# Problem requirements:
Locate each line in the records containing "VideoRecodeBg". Copy it.

# Source records:
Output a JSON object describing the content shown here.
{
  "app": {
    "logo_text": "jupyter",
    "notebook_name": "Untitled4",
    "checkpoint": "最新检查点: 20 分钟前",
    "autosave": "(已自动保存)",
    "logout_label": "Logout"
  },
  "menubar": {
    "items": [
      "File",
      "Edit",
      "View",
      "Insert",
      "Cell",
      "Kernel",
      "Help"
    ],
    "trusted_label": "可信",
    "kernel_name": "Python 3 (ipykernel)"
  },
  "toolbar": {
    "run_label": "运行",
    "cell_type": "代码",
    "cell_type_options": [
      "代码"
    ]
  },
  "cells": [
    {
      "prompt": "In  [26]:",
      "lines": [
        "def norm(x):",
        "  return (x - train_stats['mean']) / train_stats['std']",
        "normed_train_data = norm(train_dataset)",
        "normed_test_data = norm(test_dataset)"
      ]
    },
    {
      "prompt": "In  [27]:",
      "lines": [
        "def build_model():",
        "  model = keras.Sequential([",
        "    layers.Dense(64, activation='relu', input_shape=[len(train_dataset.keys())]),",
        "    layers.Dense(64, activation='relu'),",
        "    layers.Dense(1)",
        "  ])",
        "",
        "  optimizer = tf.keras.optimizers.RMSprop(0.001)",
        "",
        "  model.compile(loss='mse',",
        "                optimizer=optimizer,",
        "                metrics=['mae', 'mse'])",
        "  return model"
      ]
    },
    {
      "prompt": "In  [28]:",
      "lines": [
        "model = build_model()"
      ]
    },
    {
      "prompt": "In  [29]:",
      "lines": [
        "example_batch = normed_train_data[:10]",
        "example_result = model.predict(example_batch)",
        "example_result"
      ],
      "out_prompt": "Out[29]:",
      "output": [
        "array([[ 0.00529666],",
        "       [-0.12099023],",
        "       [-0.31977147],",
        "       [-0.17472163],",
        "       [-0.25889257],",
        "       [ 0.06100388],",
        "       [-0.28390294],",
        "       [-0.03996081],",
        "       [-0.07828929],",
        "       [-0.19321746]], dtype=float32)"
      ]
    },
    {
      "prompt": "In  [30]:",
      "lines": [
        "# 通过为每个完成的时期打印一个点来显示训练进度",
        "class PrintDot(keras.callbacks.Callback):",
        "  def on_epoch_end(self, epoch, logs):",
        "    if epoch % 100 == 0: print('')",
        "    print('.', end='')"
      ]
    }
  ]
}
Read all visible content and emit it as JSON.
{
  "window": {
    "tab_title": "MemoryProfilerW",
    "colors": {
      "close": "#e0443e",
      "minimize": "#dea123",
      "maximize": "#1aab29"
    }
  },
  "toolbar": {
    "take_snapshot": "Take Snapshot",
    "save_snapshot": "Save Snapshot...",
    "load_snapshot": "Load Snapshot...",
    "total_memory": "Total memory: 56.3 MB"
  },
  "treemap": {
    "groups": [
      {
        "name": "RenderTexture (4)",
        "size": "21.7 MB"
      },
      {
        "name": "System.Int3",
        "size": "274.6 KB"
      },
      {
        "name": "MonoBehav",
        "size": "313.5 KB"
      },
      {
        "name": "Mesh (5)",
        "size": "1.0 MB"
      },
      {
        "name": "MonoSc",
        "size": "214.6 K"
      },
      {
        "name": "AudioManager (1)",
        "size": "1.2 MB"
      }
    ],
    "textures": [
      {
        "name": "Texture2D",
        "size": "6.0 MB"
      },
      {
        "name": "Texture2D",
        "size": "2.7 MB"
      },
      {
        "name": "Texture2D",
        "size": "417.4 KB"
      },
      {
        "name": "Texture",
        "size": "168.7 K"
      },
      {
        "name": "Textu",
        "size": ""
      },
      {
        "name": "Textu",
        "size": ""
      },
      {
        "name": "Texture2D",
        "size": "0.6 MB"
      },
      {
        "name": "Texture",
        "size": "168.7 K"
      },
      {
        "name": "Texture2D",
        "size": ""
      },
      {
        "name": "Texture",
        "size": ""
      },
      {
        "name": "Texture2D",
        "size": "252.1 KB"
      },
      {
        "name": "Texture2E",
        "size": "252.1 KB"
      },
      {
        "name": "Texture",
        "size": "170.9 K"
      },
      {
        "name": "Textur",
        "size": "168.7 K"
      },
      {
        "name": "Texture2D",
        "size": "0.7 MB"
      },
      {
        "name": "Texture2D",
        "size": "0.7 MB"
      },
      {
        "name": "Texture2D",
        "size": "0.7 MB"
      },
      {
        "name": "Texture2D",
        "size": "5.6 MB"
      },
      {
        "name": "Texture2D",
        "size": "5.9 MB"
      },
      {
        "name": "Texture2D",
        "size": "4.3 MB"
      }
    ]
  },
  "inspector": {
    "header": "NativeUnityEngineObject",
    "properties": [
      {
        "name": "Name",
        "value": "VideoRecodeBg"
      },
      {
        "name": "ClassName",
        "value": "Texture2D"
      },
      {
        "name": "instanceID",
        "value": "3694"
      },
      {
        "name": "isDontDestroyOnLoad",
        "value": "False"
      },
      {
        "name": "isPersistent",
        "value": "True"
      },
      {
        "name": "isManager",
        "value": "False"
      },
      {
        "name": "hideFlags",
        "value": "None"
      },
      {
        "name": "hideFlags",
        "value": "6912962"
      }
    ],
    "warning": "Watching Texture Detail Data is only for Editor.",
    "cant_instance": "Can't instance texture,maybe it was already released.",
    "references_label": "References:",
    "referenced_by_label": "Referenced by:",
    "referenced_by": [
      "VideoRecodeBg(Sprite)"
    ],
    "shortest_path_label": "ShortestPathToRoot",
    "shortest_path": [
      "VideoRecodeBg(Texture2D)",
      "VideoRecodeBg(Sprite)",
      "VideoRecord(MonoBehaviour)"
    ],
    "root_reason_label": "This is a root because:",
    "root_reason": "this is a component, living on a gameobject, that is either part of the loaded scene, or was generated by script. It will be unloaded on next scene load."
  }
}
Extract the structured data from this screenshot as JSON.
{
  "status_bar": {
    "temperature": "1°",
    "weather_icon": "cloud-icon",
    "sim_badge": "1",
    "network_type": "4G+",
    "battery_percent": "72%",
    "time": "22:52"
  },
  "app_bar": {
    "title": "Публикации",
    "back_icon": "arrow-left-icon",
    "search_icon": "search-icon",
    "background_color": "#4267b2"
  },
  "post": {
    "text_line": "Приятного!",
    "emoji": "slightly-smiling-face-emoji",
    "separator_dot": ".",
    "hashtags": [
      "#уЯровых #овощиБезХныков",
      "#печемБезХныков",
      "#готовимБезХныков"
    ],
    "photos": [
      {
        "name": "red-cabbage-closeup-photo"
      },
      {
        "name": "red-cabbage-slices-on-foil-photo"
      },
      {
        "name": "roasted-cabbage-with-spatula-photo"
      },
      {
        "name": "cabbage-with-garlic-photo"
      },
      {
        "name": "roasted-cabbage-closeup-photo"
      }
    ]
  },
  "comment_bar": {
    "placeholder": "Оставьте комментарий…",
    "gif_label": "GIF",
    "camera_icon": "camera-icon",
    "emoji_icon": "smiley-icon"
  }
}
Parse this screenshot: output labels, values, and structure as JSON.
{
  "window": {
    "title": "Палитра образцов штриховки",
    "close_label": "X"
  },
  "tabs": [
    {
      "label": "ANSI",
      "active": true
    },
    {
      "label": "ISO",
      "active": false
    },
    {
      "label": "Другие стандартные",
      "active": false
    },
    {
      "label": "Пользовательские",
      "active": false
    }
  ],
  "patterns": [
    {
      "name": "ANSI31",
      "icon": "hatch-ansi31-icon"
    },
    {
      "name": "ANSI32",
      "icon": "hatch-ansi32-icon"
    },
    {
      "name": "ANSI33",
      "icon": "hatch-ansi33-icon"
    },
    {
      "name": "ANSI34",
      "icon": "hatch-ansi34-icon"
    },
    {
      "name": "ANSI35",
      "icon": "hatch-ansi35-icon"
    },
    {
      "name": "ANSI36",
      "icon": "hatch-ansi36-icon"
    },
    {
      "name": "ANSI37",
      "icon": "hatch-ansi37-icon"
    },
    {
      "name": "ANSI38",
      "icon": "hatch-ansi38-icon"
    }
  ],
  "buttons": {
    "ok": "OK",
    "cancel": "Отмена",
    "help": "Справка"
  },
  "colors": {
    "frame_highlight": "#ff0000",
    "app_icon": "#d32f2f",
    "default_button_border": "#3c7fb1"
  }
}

# Answer to this exercise:
        "value": "VideoRecodeBg"
      "VideoRecodeBg(Sprite)"
      "VideoRecodeBg(Texture2D)",
      "VideoRecodeBg(Sprite)",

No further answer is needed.